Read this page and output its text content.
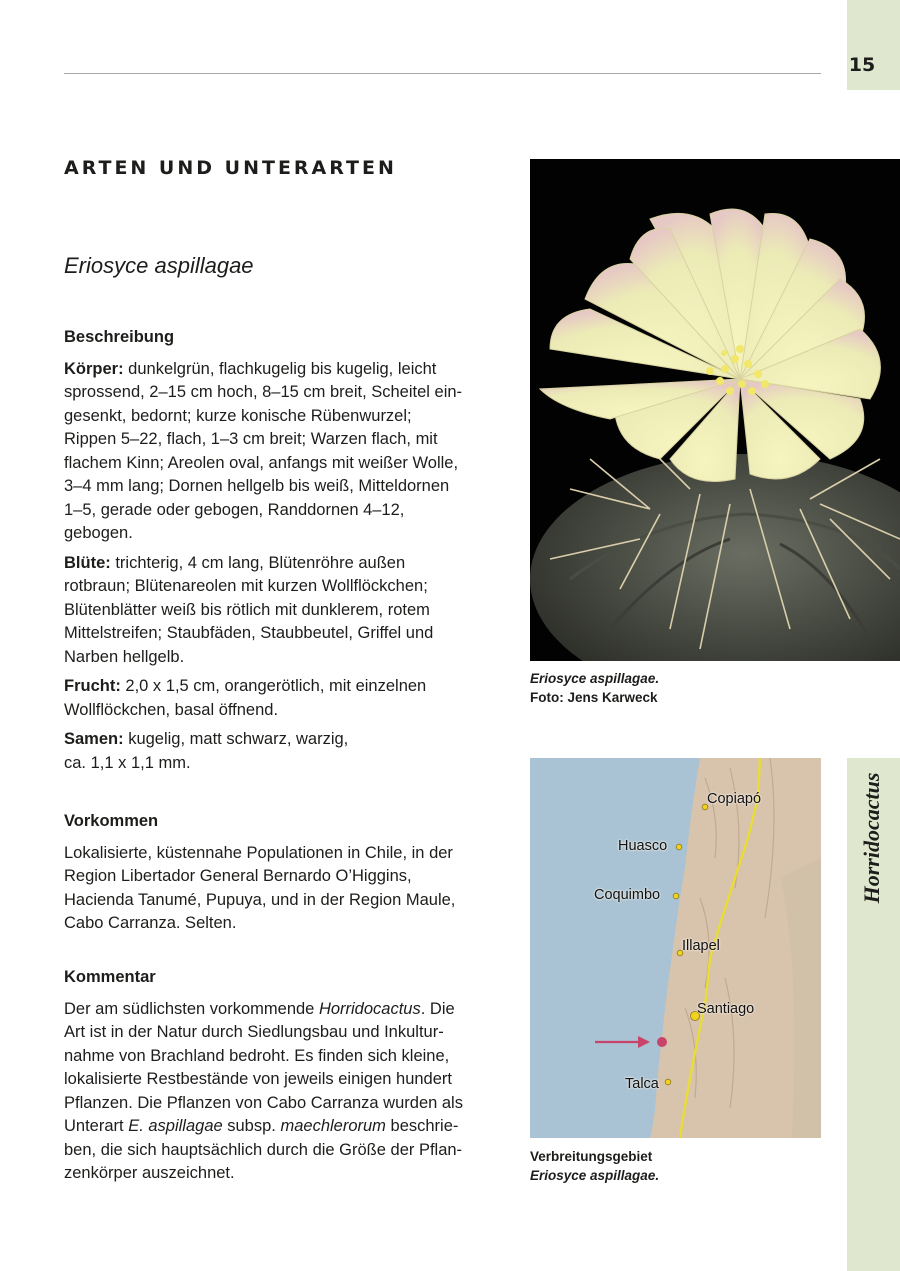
15
Horridocactus
ARTEN UND UNTERARTEN
Eriosyce aspillagae

Beschreibung

Körper: dunkelgrün, flachkugelig bis kugelig, leicht
sprossend, 2–15 cm hoch, 8–15 cm breit, Scheitel ein-
gesenkt, bedornt; kurze konische Rübenwurzel;
Rippen 5–22, flach, 1–3 cm breit; Warzen flach, mit
flachem Kinn; Areolen oval, anfangs mit weißer Wolle,
3–4 mm lang; Dornen hellgelb bis weiß, Mitteldornen
1–5, gerade oder gebogen, Randdornen 4–12,
gebogen.

Blüte: trichterig, 4 cm lang, Blütenröhre außen
rotbraun; Blütenareolen mit kurzen Wollflöckchen;
Blütenblätter weiß bis rötlich mit dunklerem, rotem
Mittelstreifen; Staubfäden, Staubbeutel, Griffel und
Narben hellgelb.

Frucht: 2,0 x 1,5 cm, orangerötlich, mit einzelnen
Wollflöckchen, basal öffnend.

Samen: kugelig, matt schwarz, warzig,
ca. 1,1 x 1,1 mm.

Vorkommen

Lokalisierte, küstennahe Populationen in Chile, in der
Region Libertador General Bernardo O’Higgins,
Hacienda Tanumé, Pupuya, und in der Region Maule,
Cabo Carranza. Selten.

Kommentar

Der am südlichsten vorkommende Horridocactus. Die
Art ist in der Natur durch Siedlungsbau und Inkultur-
nahme von Brachland bedroht. Es finden sich kleine,
lokalisierte Restbestände von jeweils einigen hundert
Pflanzen. Die Pflanzen von Cabo Carranza wurden als
Unterart E. aspillagae subsp. maechlerorum beschrie-
ben, die sich hauptsächlich durch die Größe der Pflan-
zenkörper auszeichnet.

Eriosyce aspillagae.
Foto: Jens Karweck
Copiapó
Huasco
Coquimbo
Illapel
Santiago
Talca
Verbreitungsgebiet
Eriosyce aspillagae.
==============================
EXERCISE AIM | Skip every picture and transcribe the data above exactly.

ANSWER |
Read this page and output its text content.
15
Horridocactus
ARTEN UND UNTERARTEN
Eriosyce aspillagae

Beschreibung

Körper: dunkelgrün, flachkugelig bis kugelig, leicht
sprossend, 2–15 cm hoch, 8–15 cm breit, Scheitel ein-
gesenkt, bedornt; kurze konische Rübenwurzel;
Rippen 5–22, flach, 1–3 cm breit; Warzen flach, mit
flachem Kinn; Areolen oval, anfangs mit weißer Wolle,
3–4 mm lang; Dornen hellgelb bis weiß, Mitteldornen
1–5, gerade oder gebogen, Randdornen 4–12,
gebogen.

Blüte: trichterig, 4 cm lang, Blütenröhre außen
rotbraun; Blütenareolen mit kurzen Wollflöckchen;
Blütenblätter weiß bis rötlich mit dunklerem, rotem
Mittelstreifen; Staubfäden, Staubbeutel, Griffel und
Narben hellgelb.

Frucht: 2,0 x 1,5 cm, orangerötlich, mit einzelnen
Wollflöckchen, basal öffnend.

Samen: kugelig, matt schwarz, warzig,
ca. 1,1 x 1,1 mm.

Vorkommen

Lokalisierte, küstennahe Populationen in Chile, in der
Region Libertador General Bernardo O’Higgins,
Hacienda Tanumé, Pupuya, und in der Region Maule,
Cabo Carranza. Selten.

Kommentar

Der am südlichsten vorkommende Horridocactus. Die
Art ist in der Natur durch Siedlungsbau und Inkultur-
nahme von Brachland bedroht. Es finden sich kleine,
lokalisierte Restbestände von jeweils einigen hundert
Pflanzen. Die Pflanzen von Cabo Carranza wurden als
Unterart E. aspillagae subsp. maechlerorum beschrie-
ben, die sich hauptsächlich durch die Größe der Pflan-
zenkörper auszeichnet.

Eriosyce aspillagae.
Foto: Jens Karweck
Copiapó
Huasco
Coquimbo
Illapel
Santiago
Talca
Verbreitungsgebiet
Eriosyce aspillagae.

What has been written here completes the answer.